Extracted material —
+-------+

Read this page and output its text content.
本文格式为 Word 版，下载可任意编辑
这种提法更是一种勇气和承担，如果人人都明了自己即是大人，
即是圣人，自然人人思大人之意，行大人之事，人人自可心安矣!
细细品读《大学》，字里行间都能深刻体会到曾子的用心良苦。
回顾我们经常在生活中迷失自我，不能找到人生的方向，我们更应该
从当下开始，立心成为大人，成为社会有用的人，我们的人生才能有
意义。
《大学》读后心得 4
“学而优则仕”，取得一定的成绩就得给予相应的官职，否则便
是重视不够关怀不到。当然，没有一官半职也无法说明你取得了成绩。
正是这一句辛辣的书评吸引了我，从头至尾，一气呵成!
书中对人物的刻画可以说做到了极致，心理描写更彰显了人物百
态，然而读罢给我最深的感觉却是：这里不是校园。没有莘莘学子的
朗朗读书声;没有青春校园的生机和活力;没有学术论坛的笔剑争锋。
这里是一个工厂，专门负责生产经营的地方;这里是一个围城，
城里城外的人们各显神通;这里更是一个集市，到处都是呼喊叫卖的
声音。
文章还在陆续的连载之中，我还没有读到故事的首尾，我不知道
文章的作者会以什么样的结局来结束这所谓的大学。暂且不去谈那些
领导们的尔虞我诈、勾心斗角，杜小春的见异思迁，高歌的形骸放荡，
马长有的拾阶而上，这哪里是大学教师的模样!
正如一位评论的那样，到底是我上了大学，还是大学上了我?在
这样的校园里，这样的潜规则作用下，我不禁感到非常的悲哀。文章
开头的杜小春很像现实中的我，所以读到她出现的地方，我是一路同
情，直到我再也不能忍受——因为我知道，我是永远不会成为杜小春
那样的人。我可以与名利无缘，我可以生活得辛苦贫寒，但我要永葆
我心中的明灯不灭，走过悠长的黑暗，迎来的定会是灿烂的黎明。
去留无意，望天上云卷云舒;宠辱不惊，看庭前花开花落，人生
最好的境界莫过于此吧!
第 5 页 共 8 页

+-------+

Problem —
Would you reproduce the material above in full, exactly as given?

Reply to the exercise —
Read this page and output its text content.
本文格式为 Word 版，下载可任意编辑
这种提法更是一种勇气和承担，如果人人都明了自己即是大人，
即是圣人，自然人人思大人之意，行大人之事，人人自可心安矣!
细细品读《大学》，字里行间都能深刻体会到曾子的用心良苦。
回顾我们经常在生活中迷失自我，不能找到人生的方向，我们更应该
从当下开始，立心成为大人，成为社会有用的人，我们的人生才能有
意义。
《大学》读后心得 4
“学而优则仕”，取得一定的成绩就得给予相应的官职，否则便
是重视不够关怀不到。当然，没有一官半职也无法说明你取得了成绩。
正是这一句辛辣的书评吸引了我，从头至尾，一气呵成!
书中对人物的刻画可以说做到了极致，心理描写更彰显了人物百
态，然而读罢给我最深的感觉却是：这里不是校园。没有莘莘学子的
朗朗读书声;没有青春校园的生机和活力;没有学术论坛的笔剑争锋。
这里是一个工厂，专门负责生产经营的地方;这里是一个围城，
城里城外的人们各显神通;这里更是一个集市，到处都是呼喊叫卖的
声音。
文章还在陆续的连载之中，我还没有读到故事的首尾，我不知道
文章的作者会以什么样的结局来结束这所谓的大学。暂且不去谈那些
领导们的尔虞我诈、勾心斗角，杜小春的见异思迁，高歌的形骸放荡，
马长有的拾阶而上，这哪里是大学教师的模样!
正如一位评论的那样，到底是我上了大学，还是大学上了我?在
这样的校园里，这样的潜规则作用下，我不禁感到非常的悲哀。文章
开头的杜小春很像现实中的我，所以读到她出现的地方，我是一路同
情，直到我再也不能忍受——因为我知道，我是永远不会成为杜小春
那样的人。我可以与名利无缘，我可以生活得辛苦贫寒，但我要永葆
我心中的明灯不灭，走过悠长的黑暗，迎来的定会是灿烂的黎明。
去留无意，望天上云卷云舒;宠辱不惊，看庭前花开花落，人生
最好的境界莫过于此吧!
第 5 页 共 8 页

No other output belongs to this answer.